__WHAT TO WORK ON__: Copy every line, leaving nothing out and adding nothing.
# DATA SUPPLIED start
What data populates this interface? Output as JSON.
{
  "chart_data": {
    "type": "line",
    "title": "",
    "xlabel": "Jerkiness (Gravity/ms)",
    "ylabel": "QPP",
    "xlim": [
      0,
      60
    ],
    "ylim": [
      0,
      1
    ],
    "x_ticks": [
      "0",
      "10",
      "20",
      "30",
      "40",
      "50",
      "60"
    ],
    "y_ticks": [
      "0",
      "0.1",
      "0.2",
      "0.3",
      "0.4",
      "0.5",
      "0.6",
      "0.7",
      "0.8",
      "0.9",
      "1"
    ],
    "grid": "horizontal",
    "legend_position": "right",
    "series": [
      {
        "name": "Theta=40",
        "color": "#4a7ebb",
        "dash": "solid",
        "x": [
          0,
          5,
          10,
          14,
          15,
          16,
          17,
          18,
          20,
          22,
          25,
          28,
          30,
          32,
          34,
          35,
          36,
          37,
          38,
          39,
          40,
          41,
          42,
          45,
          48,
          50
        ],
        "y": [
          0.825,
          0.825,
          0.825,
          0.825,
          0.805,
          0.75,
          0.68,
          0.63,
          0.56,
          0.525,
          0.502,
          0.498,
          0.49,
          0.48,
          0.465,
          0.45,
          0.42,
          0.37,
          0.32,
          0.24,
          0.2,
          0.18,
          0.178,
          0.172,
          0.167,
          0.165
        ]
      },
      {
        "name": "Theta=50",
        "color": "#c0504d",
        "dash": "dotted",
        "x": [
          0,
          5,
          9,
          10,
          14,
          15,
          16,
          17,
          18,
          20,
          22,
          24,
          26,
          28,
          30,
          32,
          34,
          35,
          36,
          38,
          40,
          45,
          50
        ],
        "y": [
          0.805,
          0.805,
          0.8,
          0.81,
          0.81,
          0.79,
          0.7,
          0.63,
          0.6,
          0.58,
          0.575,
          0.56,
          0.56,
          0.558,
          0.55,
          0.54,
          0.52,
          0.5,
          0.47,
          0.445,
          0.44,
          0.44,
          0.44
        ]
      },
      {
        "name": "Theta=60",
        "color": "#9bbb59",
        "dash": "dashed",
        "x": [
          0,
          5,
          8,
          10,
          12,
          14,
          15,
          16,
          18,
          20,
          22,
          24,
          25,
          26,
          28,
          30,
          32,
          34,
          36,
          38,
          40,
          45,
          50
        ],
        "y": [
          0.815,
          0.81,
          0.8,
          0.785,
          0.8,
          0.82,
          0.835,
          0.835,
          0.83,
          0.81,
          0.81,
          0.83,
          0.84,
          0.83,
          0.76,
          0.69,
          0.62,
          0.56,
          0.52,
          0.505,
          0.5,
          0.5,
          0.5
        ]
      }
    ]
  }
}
# DATA SUPPLIED end
__CORRECT ANSWER__:
What data populates this interface? Output as JSON.
{
  "chart_data": {
    "type": "line",
    "title": "",
    "xlabel": "Jerkiness (Gravity/ms)",
    "ylabel": "QPP",
    "xlim": [
      0,
      60
    ],
    "ylim": [
      0,
      1
    ],
    "x_ticks": [
      "0",
      "10",
      "20",
      "30",
      "40",
      "50",
      "60"
    ],
    "y_ticks": [
      "0",
      "0.1",
      "0.2",
      "0.3",
      "0.4",
      "0.5",
      "0.6",
      "0.7",
      "0.8",
      "0.9",
      "1"
    ],
    "grid": "horizontal",
    "legend_position": "right",
    "series": [
      {
        "name": "Theta=40",
        "color": "#4a7ebb",
        "dash": "solid",
        "x": [
          0,
          5,
          10,
          14,
          15,
          16,
          17,
          18,
          20,
          22,
          25,
          28,
          30,
          32,
          34,
          35,
          36,
          37,
          38,
          39,
          40,
          41,
          42,
          45,
          48,
          50
        ],
        "y": [
          0.825,
          0.825,
          0.825,
          0.825,
          0.805,
          0.75,
          0.68,
          0.63,
          0.56,
          0.525,
          0.502,
          0.498,
          0.49,
          0.48,
          0.465,
          0.45,
          0.42,
          0.37,
          0.32,
          0.24,
          0.2,
          0.18,
          0.178,
          0.172,
          0.167,
          0.165
        ]
      },
      {
        "name": "Theta=50",
        "color": "#c0504d",
        "dash": "dotted",
        "x": [
          0,
          5,
          9,
          10,
          14,
          15,
          16,
          17,
          18,
          20,
          22,
          24,
          26,
          28,
          30,
          32,
          34,
          35,
          36,
          38,
          40,
          45,
          50
        ],
        "y": [
          0.805,
          0.805,
          0.8,
          0.81,
          0.81,
          0.79,
          0.7,
          0.63,
          0.6,
          0.58,
          0.575,
          0.56,
          0.56,
          0.558,
          0.55,
          0.54,
          0.52,
          0.5,
          0.47,
          0.445,
          0.44,
          0.44,
          0.44
        ]
      },
      {
        "name": "Theta=60",
        "color": "#9bbb59",
        "dash": "dashed",
        "x": [
          0,
          5,
          8,
          10,
          12,
          14,
          15,
          16,
          18,
          20,
          22,
          24,
          25,
          26,
          28,
          30,
          32,
          34,
          36,
          38,
          40,
          45,
          50
        ],
        "y": [
          0.815,
          0.81,
          0.8,
          0.785,
          0.8,
          0.82,
          0.835,
          0.835,
          0.83,
          0.81,
          0.81,
          0.83,
          0.84,
          0.83,
          0.76,
          0.69,
          0.62,
          0.56,
          0.52,
          0.505,
          0.5,
          0.5,
          0.5
        ]
      }
    ]
  }
}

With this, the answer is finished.